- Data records
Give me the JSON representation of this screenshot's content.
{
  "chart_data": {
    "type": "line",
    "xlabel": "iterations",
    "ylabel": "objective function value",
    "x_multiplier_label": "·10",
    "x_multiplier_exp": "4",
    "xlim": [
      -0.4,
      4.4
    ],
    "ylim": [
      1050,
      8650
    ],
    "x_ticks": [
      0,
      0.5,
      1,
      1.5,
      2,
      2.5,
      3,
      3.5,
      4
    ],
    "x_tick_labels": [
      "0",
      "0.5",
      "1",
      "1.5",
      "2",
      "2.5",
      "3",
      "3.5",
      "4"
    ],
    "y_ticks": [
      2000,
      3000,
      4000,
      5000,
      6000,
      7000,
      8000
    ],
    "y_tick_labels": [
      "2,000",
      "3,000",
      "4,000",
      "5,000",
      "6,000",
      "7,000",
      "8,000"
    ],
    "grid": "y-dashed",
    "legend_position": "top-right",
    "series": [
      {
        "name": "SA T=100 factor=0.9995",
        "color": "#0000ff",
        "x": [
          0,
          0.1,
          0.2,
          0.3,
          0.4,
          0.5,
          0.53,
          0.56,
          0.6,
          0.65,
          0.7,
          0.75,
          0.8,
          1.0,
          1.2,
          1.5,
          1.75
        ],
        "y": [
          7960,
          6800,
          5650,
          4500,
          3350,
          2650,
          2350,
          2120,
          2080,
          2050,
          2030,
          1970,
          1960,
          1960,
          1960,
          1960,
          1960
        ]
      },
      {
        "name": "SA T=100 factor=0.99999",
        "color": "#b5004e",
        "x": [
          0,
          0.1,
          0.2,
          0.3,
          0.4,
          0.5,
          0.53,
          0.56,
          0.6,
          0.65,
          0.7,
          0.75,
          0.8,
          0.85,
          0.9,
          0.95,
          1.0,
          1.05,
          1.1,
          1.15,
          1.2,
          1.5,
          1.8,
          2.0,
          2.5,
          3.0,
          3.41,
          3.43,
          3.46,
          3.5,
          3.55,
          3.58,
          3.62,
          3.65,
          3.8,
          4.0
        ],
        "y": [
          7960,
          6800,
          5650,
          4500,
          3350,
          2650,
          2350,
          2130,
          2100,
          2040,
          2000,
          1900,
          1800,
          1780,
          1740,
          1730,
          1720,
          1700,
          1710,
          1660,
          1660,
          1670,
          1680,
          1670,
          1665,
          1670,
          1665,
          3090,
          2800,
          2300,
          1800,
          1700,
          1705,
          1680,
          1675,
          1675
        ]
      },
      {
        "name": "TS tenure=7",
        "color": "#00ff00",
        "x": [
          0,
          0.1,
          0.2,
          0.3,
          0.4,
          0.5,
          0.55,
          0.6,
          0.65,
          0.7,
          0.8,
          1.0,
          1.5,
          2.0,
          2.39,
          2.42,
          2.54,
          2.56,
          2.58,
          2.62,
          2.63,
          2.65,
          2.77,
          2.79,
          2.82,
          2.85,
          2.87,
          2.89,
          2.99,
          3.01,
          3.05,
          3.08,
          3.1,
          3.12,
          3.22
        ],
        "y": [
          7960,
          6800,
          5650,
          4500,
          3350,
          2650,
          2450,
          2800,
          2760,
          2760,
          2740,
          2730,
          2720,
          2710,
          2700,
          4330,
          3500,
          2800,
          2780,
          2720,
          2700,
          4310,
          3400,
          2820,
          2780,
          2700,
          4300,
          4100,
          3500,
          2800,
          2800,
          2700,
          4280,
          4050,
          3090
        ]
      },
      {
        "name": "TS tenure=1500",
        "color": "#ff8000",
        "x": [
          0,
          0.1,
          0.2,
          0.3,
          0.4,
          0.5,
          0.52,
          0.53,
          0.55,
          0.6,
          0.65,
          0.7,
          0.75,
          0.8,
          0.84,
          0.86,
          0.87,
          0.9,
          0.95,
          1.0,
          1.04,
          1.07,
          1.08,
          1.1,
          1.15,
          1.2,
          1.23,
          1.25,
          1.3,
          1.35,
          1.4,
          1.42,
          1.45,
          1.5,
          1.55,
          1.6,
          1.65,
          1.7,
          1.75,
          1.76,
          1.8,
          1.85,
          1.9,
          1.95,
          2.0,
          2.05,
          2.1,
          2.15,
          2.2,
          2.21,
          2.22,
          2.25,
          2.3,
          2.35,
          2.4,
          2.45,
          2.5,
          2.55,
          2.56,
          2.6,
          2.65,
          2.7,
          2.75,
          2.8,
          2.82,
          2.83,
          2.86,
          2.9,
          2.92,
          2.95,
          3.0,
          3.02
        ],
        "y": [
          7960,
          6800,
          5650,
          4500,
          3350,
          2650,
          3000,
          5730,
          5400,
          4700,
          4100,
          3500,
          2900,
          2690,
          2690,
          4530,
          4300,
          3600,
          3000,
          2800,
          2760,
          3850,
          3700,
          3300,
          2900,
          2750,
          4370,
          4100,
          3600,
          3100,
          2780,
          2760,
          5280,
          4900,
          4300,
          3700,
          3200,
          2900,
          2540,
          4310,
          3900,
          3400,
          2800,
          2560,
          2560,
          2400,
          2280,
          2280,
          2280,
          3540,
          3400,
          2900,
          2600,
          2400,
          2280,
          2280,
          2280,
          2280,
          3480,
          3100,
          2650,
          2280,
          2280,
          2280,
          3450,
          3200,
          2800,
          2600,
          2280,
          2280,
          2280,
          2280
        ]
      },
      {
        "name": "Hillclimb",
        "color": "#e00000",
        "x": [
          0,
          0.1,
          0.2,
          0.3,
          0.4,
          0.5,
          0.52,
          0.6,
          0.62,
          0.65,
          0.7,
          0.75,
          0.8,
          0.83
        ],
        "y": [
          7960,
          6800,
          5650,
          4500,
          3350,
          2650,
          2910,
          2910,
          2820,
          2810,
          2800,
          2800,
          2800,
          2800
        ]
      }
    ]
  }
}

- DO THIS
Write out the whole listing again. Match it word for word.

- RESULT OF THIS TASK
Give me the JSON representation of this screenshot's content.
{
  "chart_data": {
    "type": "line",
    "xlabel": "iterations",
    "ylabel": "objective function value",
    "x_multiplier_label": "·10",
    "x_multiplier_exp": "4",
    "xlim": [
      -0.4,
      4.4
    ],
    "ylim": [
      1050,
      8650
    ],
    "x_ticks": [
      0,
      0.5,
      1,
      1.5,
      2,
      2.5,
      3,
      3.5,
      4
    ],
    "x_tick_labels": [
      "0",
      "0.5",
      "1",
      "1.5",
      "2",
      "2.5",
      "3",
      "3.5",
      "4"
    ],
    "y_ticks": [
      2000,
      3000,
      4000,
      5000,
      6000,
      7000,
      8000
    ],
    "y_tick_labels": [
      "2,000",
      "3,000",
      "4,000",
      "5,000",
      "6,000",
      "7,000",
      "8,000"
    ],
    "grid": "y-dashed",
    "legend_position": "top-right",
    "series": [
      {
        "name": "SA T=100 factor=0.9995",
        "color": "#0000ff",
        "x": [
          0,
          0.1,
          0.2,
          0.3,
          0.4,
          0.5,
          0.53,
          0.56,
          0.6,
          0.65,
          0.7,
          0.75,
          0.8,
          1.0,
          1.2,
          1.5,
          1.75
        ],
        "y": [
          7960,
          6800,
          5650,
          4500,
          3350,
          2650,
          2350,
          2120,
          2080,
          2050,
          2030,
          1970,
          1960,
          1960,
          1960,
          1960,
          1960
        ]
      },
      {
        "name": "SA T=100 factor=0.99999",
        "color": "#b5004e",
        "x": [
          0,
          0.1,
          0.2,
          0.3,
          0.4,
          0.5,
          0.53,
          0.56,
          0.6,
          0.65,
          0.7,
          0.75,
          0.8,
          0.85,
          0.9,
          0.95,
          1.0,
          1.05,
          1.1,
          1.15,
          1.2,
          1.5,
          1.8,
          2.0,
          2.5,
          3.0,
          3.41,
          3.43,
          3.46,
          3.5,
          3.55,
          3.58,
          3.62,
          3.65,
          3.8,
          4.0
        ],
        "y": [
          7960,
          6800,
          5650,
          4500,
          3350,
          2650,
          2350,
          2130,
          2100,
          2040,
          2000,
          1900,
          1800,
          1780,
          1740,
          1730,
          1720,
          1700,
          1710,
          1660,
          1660,
          1670,
          1680,
          1670,
          1665,
          1670,
          1665,
          3090,
          2800,
          2300,
          1800,
          1700,
          1705,
          1680,
          1675,
          1675
        ]
      },
      {
        "name": "TS tenure=7",
        "color": "#00ff00",
        "x": [
          0,
          0.1,
          0.2,
          0.3,
          0.4,
          0.5,
          0.55,
          0.6,
          0.65,
          0.7,
          0.8,
          1.0,
          1.5,
          2.0,
          2.39,
          2.42,
          2.54,
          2.56,
          2.58,
          2.62,
          2.63,
          2.65,
          2.77,
          2.79,
          2.82,
          2.85,
          2.87,
          2.89,
          2.99,
          3.01,
          3.05,
          3.08,
          3.1,
          3.12,
          3.22
        ],
        "y": [
          7960,
          6800,
          5650,
          4500,
          3350,
          2650,
          2450,
          2800,
          2760,
          2760,
          2740,
          2730,
          2720,
          2710,
          2700,
          4330,
          3500,
          2800,
          2780,
          2720,
          2700,
          4310,
          3400,
          2820,
          2780,
          2700,
          4300,
          4100,
          3500,
          2800,
          2800,
          2700,
          4280,
          4050,
          3090
        ]
      },
      {
        "name": "TS tenure=1500",
        "color": "#ff8000",
        "x": [
          0,
          0.1,
          0.2,
          0.3,
          0.4,
          0.5,
          0.52,
          0.53,
          0.55,
          0.6,
          0.65,
          0.7,
          0.75,
          0.8,
          0.84,
          0.86,
          0.87,
          0.9,
          0.95,
          1.0,
          1.04,
          1.07,
          1.08,
          1.1,
          1.15,
          1.2,
          1.23,
          1.25,
          1.3,
          1.35,
          1.4,
          1.42,
          1.45,
          1.5,
          1.55,
          1.6,
          1.65,
          1.7,
          1.75,
          1.76,
          1.8,
          1.85,
          1.9,
          1.95,
          2.0,
          2.05,
          2.1,
          2.15,
          2.2,
          2.21,
          2.22,
          2.25,
          2.3,
          2.35,
          2.4,
          2.45,
          2.5,
          2.55,
          2.56,
          2.6,
          2.65,
          2.7,
          2.75,
          2.8,
          2.82,
          2.83,
          2.86,
          2.9,
          2.92,
          2.95,
          3.0,
          3.02
        ],
        "y": [
          7960,
          6800,
          5650,
          4500,
          3350,
          2650,
          3000,
          5730,
          5400,
          4700,
          4100,
          3500,
          2900,
          2690,
          2690,
          4530,
          4300,
          3600,
          3000,
          2800,
          2760,
          3850,
          3700,
          3300,
          2900,
          2750,
          4370,
          4100,
          3600,
          3100,
          2780,
          2760,
          5280,
          4900,
          4300,
          3700,
          3200,
          2900,
          2540,
          4310,
          3900,
          3400,
          2800,
          2560,
          2560,
          2400,
          2280,
          2280,
          2280,
          3540,
          3400,
          2900,
          2600,
          2400,
          2280,
          2280,
          2280,
          2280,
          3480,
          3100,
          2650,
          2280,
          2280,
          2280,
          3450,
          3200,
          2800,
          2600,
          2280,
          2280,
          2280,
          2280
        ]
      },
      {
        "name": "Hillclimb",
        "color": "#e00000",
        "x": [
          0,
          0.1,
          0.2,
          0.3,
          0.4,
          0.5,
          0.52,
          0.6,
          0.62,
          0.65,
          0.7,
          0.75,
          0.8,
          0.83
        ],
        "y": [
          7960,
          6800,
          5650,
          4500,
          3350,
          2650,
          2910,
          2910,
          2820,
          2810,
          2800,
          2800,
          2800,
          2800
        ]
      }
    ]
  }
}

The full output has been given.